Dataset items
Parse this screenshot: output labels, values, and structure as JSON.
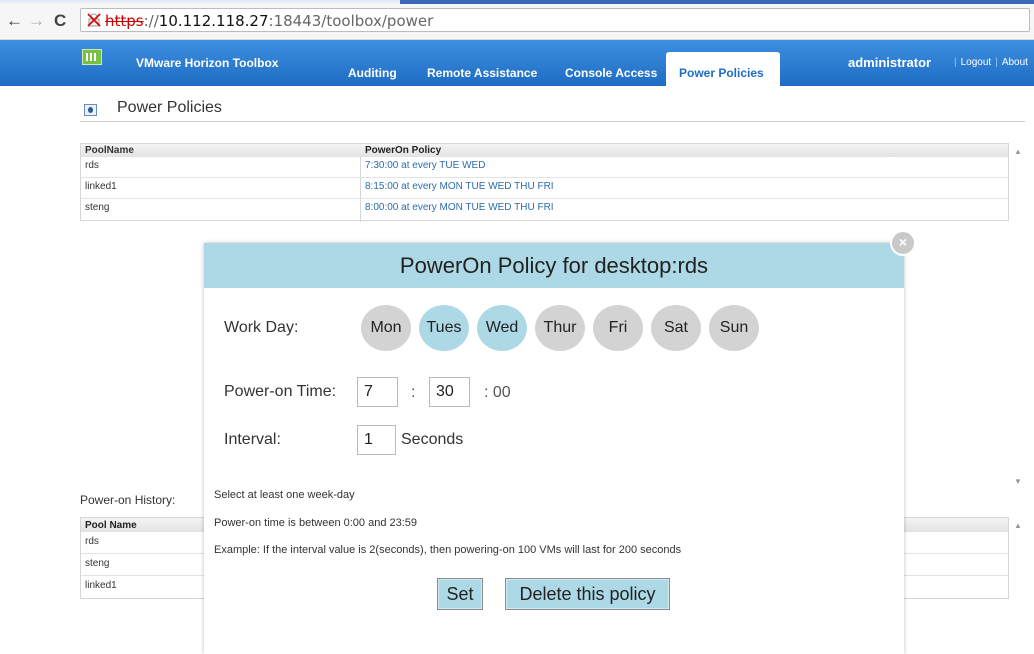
{
  "browser": {
    "back": "←",
    "forward": "→",
    "reload": "C",
    "url_scheme": "https",
    "url_sep": "://",
    "url_host": "10.112.118.27",
    "url_rest": ":18443/toolbox/power"
  },
  "app": {
    "brand": "VMware Horizon Toolbox",
    "menu": [
      "Auditing",
      "Remote Assistance",
      "Console Access",
      "Power Policies"
    ],
    "user": "administrator",
    "logout": "Logout",
    "about": "About"
  },
  "page": {
    "title": "Power Policies"
  },
  "policies": {
    "headers": [
      "PoolName",
      "PowerOn Policy"
    ],
    "rows": [
      [
        "rds",
        "7:30:00 at every TUE WED"
      ],
      [
        "linked1",
        "8:15:00 at every MON TUE WED THU FRI"
      ],
      [
        "steng",
        "8:00:00 at every MON TUE WED THU FRI"
      ]
    ]
  },
  "history": {
    "label": "Power-on History:",
    "header": "Pool Name",
    "rows": [
      "rds",
      "steng",
      "linked1"
    ]
  },
  "modal": {
    "title": "PowerOn Policy for desktop:rds",
    "close": "×",
    "workday_label": "Work Day:",
    "days": [
      {
        "label": "Mon",
        "selected": false
      },
      {
        "label": "Tues",
        "selected": true
      },
      {
        "label": "Wed",
        "selected": true
      },
      {
        "label": "Thur",
        "selected": false
      },
      {
        "label": "Fri",
        "selected": false
      },
      {
        "label": "Sat",
        "selected": false
      },
      {
        "label": "Sun",
        "selected": false
      }
    ],
    "time_label": "Power-on Time:",
    "hour": "7",
    "minute": "30",
    "colon": ":",
    "seconds_suffix": ": 00",
    "interval_label": "Interval:",
    "interval": "1",
    "interval_unit": "Seconds",
    "notes": [
      "Select at least one week-day",
      "Power-on time is between 0:00 and 23:59",
      "Example: If the interval value is 2(seconds), then powering-on 100 VMs will last for 200 seconds"
    ],
    "set_button": "Set",
    "delete_button": "Delete this policy"
  },
  "colors": {
    "accent": "#add8e6",
    "header_blue": "#1e6cc4",
    "link": "#2b6cb0"
  }
}
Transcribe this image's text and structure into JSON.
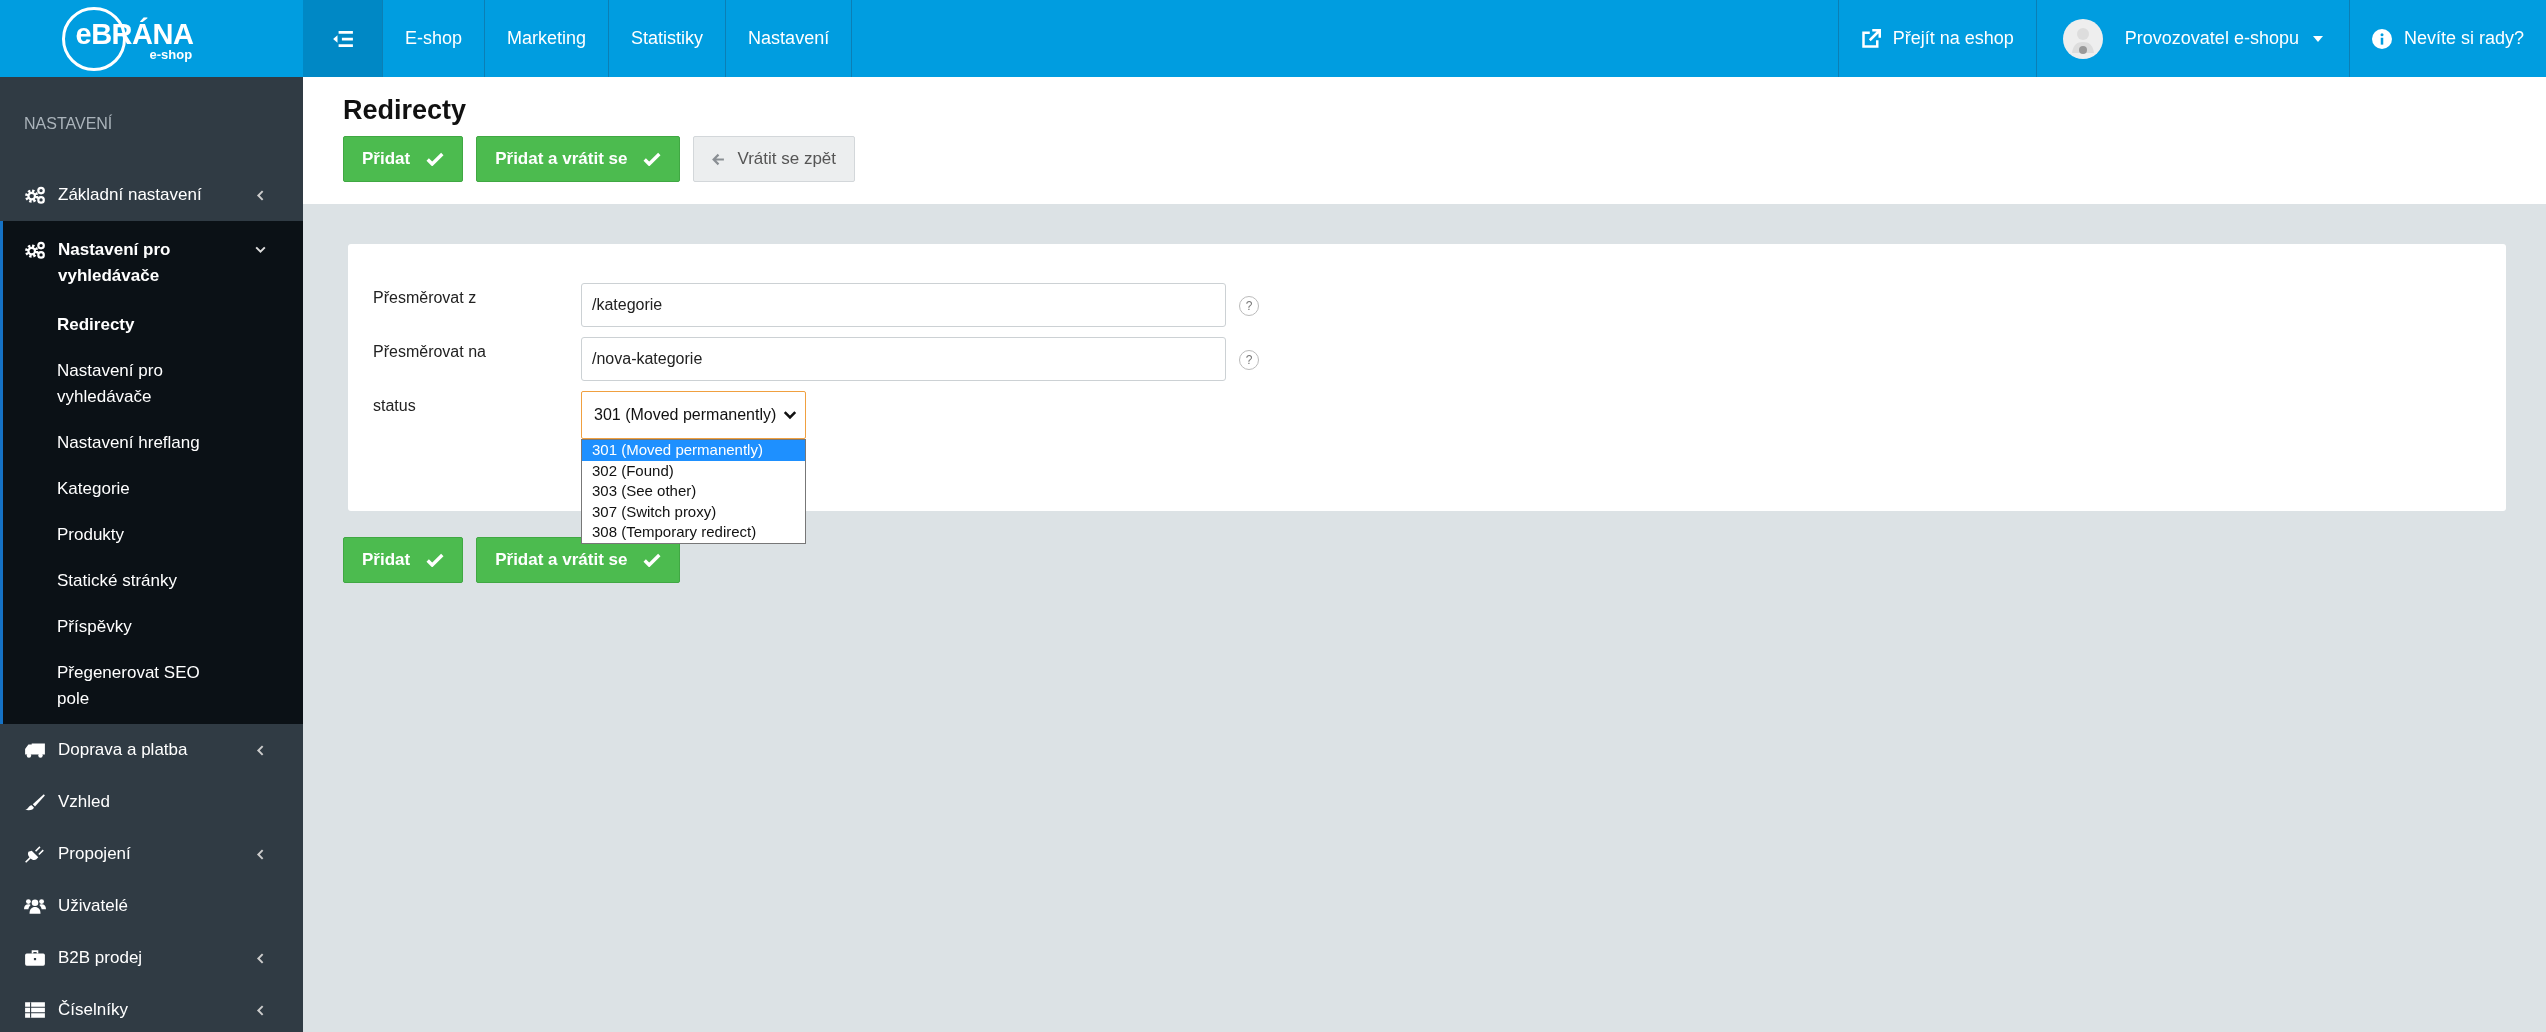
{
  "header": {
    "logo": {
      "title": "eBRÁNA",
      "subtitle": "e-shop"
    },
    "nav": [
      {
        "label": "E-shop"
      },
      {
        "label": "Marketing"
      },
      {
        "label": "Statistiky"
      },
      {
        "label": "Nastavení"
      }
    ],
    "shop_link": "Přejít na eshop",
    "user": "Provozovatel e-shopu",
    "help": "Nevíte si rady?"
  },
  "sidebar": {
    "heading": "NASTAVENÍ",
    "items": [
      {
        "label": "Základní nastavení",
        "expandable": true,
        "expanded": false
      },
      {
        "label": "Nastavení pro vyhledávače",
        "expandable": true,
        "expanded": true,
        "children": [
          {
            "label": "Redirecty",
            "selected": true
          },
          {
            "label": "Nastavení pro vyhledávače",
            "selected": false
          },
          {
            "label": "Nastavení hreflang",
            "selected": false
          },
          {
            "label": "Kategorie",
            "selected": false
          },
          {
            "label": "Produkty",
            "selected": false
          },
          {
            "label": "Statické stránky",
            "selected": false
          },
          {
            "label": "Příspěvky",
            "selected": false
          },
          {
            "label": "Přegenerovat SEO pole",
            "selected": false
          }
        ]
      },
      {
        "label": "Doprava a platba",
        "expandable": true,
        "expanded": false
      },
      {
        "label": "Vzhled",
        "expandable": false,
        "expanded": false
      },
      {
        "label": "Propojení",
        "expandable": true,
        "expanded": false
      },
      {
        "label": "Uživatelé",
        "expandable": false,
        "expanded": false
      },
      {
        "label": "B2B prodej",
        "expandable": true,
        "expanded": false
      },
      {
        "label": "Číselníky",
        "expandable": true,
        "expanded": false
      }
    ]
  },
  "page": {
    "title": "Redirecty",
    "top_buttons": [
      {
        "label": "Přidat",
        "kind": "primary"
      },
      {
        "label": "Přidat a vrátit se",
        "kind": "primary"
      },
      {
        "label": "Vrátit se zpět",
        "kind": "back"
      }
    ],
    "fields": [
      {
        "label": "Přesměrovat z",
        "kind": "text",
        "value": "/kategorie",
        "help": "?"
      },
      {
        "label": "Přesměrovat na",
        "kind": "text",
        "value": "/nova-kategorie",
        "help": "?"
      },
      {
        "label": "status",
        "kind": "select",
        "value": "301 (Moved permanently)",
        "open": true,
        "options": [
          {
            "label": "301 (Moved permanently)",
            "selected": true
          },
          {
            "label": "302 (Found)",
            "selected": false
          },
          {
            "label": "303 (See other)",
            "selected": false
          },
          {
            "label": "307 (Switch proxy)",
            "selected": false
          },
          {
            "label": "308 (Temporary redirect)",
            "selected": false
          }
        ]
      }
    ],
    "bottom_buttons": [
      {
        "label": "Přidat",
        "kind": "primary"
      },
      {
        "label": "Přidat a vrátit se",
        "kind": "primary"
      }
    ]
  }
}
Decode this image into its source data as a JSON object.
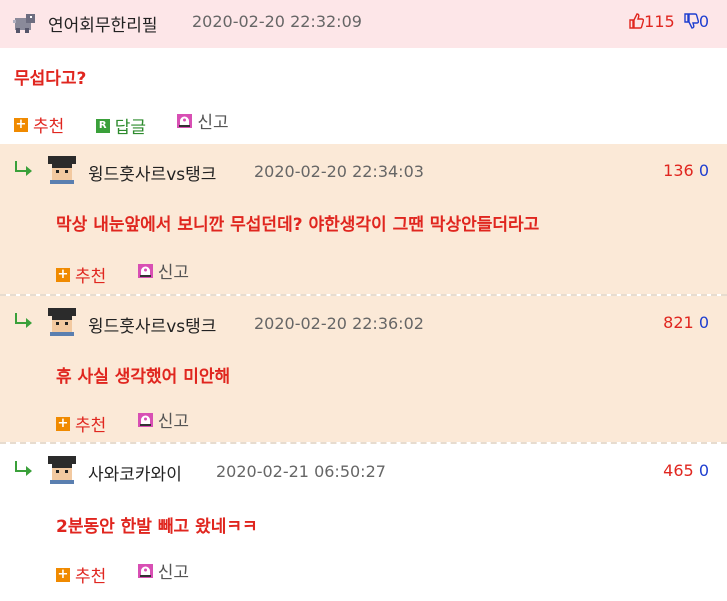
{
  "post": {
    "author": "연어회무한리필",
    "date": "2020-02-20 22:32:09",
    "up": "115",
    "down": "0",
    "body": "무섭다고?",
    "actions": {
      "recommend": "추천",
      "reply": "답글",
      "report": "신고"
    }
  },
  "comments": [
    {
      "author": "윙드훗사르vs탱크",
      "date": "2020-02-20 22:34:03",
      "up": "136",
      "down": "0",
      "body": "막상 내눈앞에서 보니깐 무섭던데? 야한생각이 그땐 막상안들더라고",
      "recommend": "추천",
      "report": "신고"
    },
    {
      "author": "윙드훗사르vs탱크",
      "date": "2020-02-20 22:36:02",
      "up": "821",
      "down": "0",
      "body": "휴 사실 생각했어 미안해",
      "recommend": "추천",
      "report": "신고"
    },
    {
      "author": "사와코카와이",
      "date": "2020-02-21 06:50:27",
      "up": "465",
      "down": "0",
      "body": "2분동안 한발 빼고 왔네ㅋㅋ",
      "recommend": "추천",
      "report": "신고"
    }
  ],
  "colors": {
    "header_bg": "#fde6e8",
    "comment_bg": "#fbe9d7",
    "accent_red": "#e0261f",
    "accent_blue": "#1f3fd0"
  }
}
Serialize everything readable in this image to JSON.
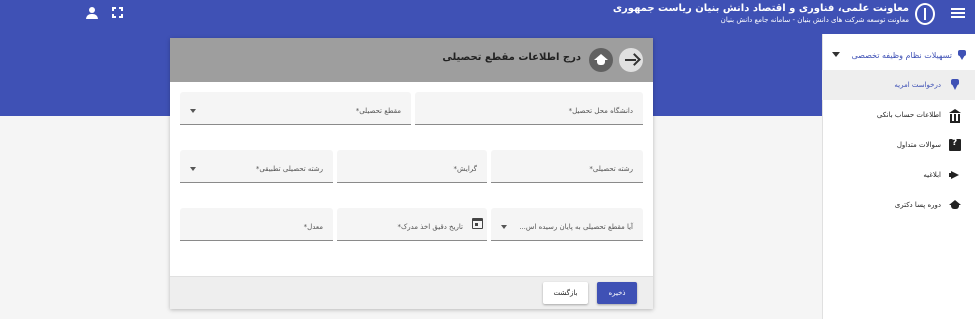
{
  "header": {
    "title": "معاونت علمی، فناوری و اقتصاد دانش بنیان ریاست جمهوری",
    "subtitle": "معاونت توسعه شرکت های دانش بنیان - سامانه جامع دانش بنیان",
    "menu_icon": "menu-icon",
    "user_icon": "account-icon",
    "fullscreen_icon": "fullscreen-icon"
  },
  "sidebar": {
    "group_label": "تسهیلات نظام وظیفه تخصصی",
    "items": [
      {
        "label": "درخواست امریه",
        "icon": "ribbon-icon",
        "active": true
      },
      {
        "label": "اطلاعات حساب بانکی",
        "icon": "bank-icon"
      },
      {
        "label": "سوالات متداول",
        "icon": "faq-icon"
      },
      {
        "label": "ابلاغیه",
        "icon": "megaphone-icon"
      },
      {
        "label": "دوره پسا دکتری",
        "icon": "graduation-cap-icon"
      }
    ]
  },
  "form": {
    "title": "درج اطلاعات مقطع تحصیلی",
    "fields": {
      "university": "دانشگاه محل تحصیل*",
      "degree": "مقطع تحصیلی*",
      "major": "رشته تحصیلی*",
      "orientation": "گرایش*",
      "applied_major": "رشته تحصیلی تطبیقی*",
      "completed": "آیا مقطع تحصیلی به پایان رسیده اس...",
      "grad_date": "تاریخ دقیق اخذ مدرک*",
      "gpa": "معدل*"
    },
    "save_label": "ذخیره",
    "back_label": "بازگشت"
  },
  "colors": {
    "primary": "#3f51b5",
    "card_header": "#9e9e9e",
    "background": "#f5f5f5"
  }
}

* **GIVEN INSTRUCTION**:
Gather each line in the entries above where the string "تحصیلی" is found.

* **ANSWER TO THE PROBLEM**:
    "title": "درج اطلاعات مقطع تحصیلی",
      "degree": "مقطع تحصیلی*",
      "major": "رشته تحصیلی*",
      "applied_major": "رشته تحصیلی تطبیقی*",
      "completed": "آیا مقطع تحصیلی به پایان رسیده اس...",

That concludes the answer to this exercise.